Work to do
Copy out the data exactly, leaving the pictures behind.

— begin —

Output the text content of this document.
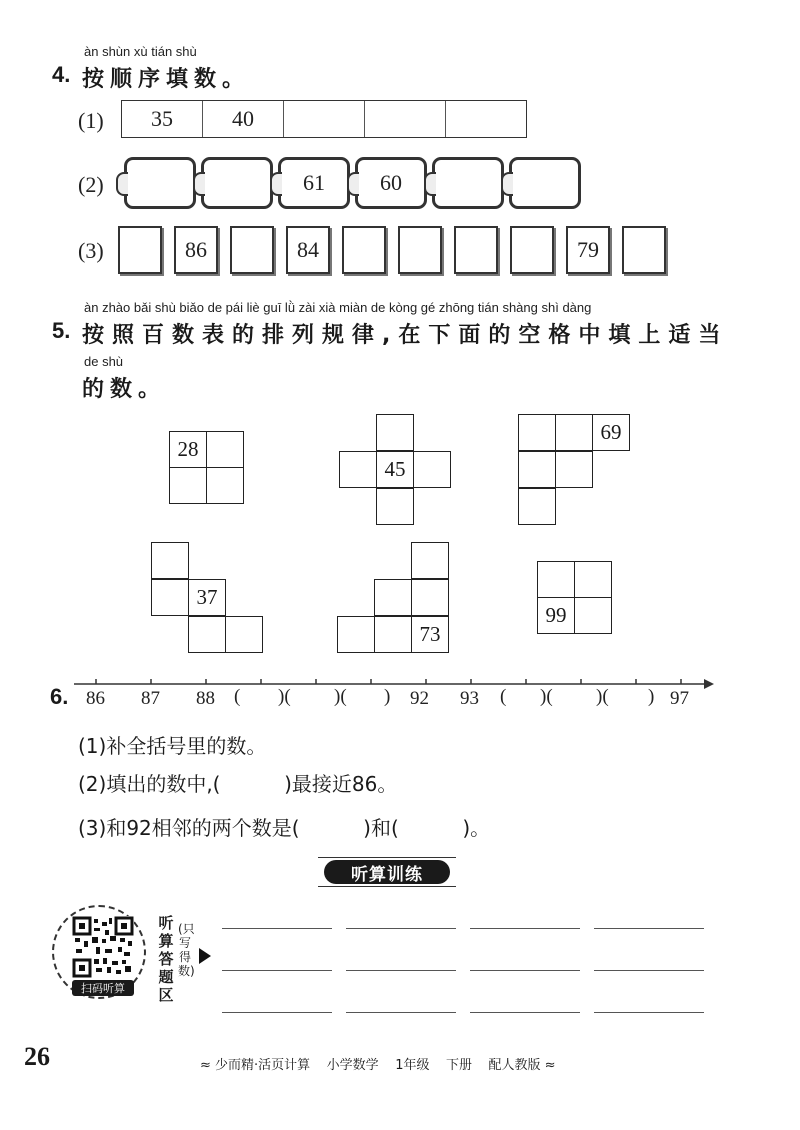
àn shùn xù tián shù
4. 按顺序填数。
(1)	35	40
(2)	61	60
(3)	86	84	79
àn zhào bǎi shù biǎo de pái liè guī lǜ zài xià miàn de kòng gé zhōng tián shàng shì dàng
5. 按照百数表的排列规律,在下面的空格中填上适当
de shù
的数。
28
45
69
37
73
99
6. 86 87 88 ( )( )( ) 92 93 ( )( )( ) 97
(1)补全括号里的数。
(2)填出的数中,(          )最接近86。
(3)和92相邻的两个数是(          )和(          )。
听算训练
扫码听算
听算答题区
(只写得数)
26	≈ 少而精·活页计算    小学数学    1年级    下册    配人教版 ≈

— end —

Answer to this task
Output the text content of this document.
àn shùn xù tián shù
4. 按顺序填数。
(1)	35	40
(2)	61	60
(3)	86	84	79
àn zhào bǎi shù biǎo de pái liè guī lǜ zài xià miàn de kòng gé zhōng tián shàng shì dàng
5. 按照百数表的排列规律,在下面的空格中填上适当
de shù
的数。
28
45
69
37
73
99
6. 86 87 88 ( )( )( ) 92 93 ( )( )( ) 97
(1)补全括号里的数。
(2)填出的数中,(          )最接近86。
(3)和92相邻的两个数是(          )和(          )。
听算训练
扫码听算
听算答题区
(只写得数)
26	≈ 少而精·活页计算    小学数学    1年级    下册    配人教版 ≈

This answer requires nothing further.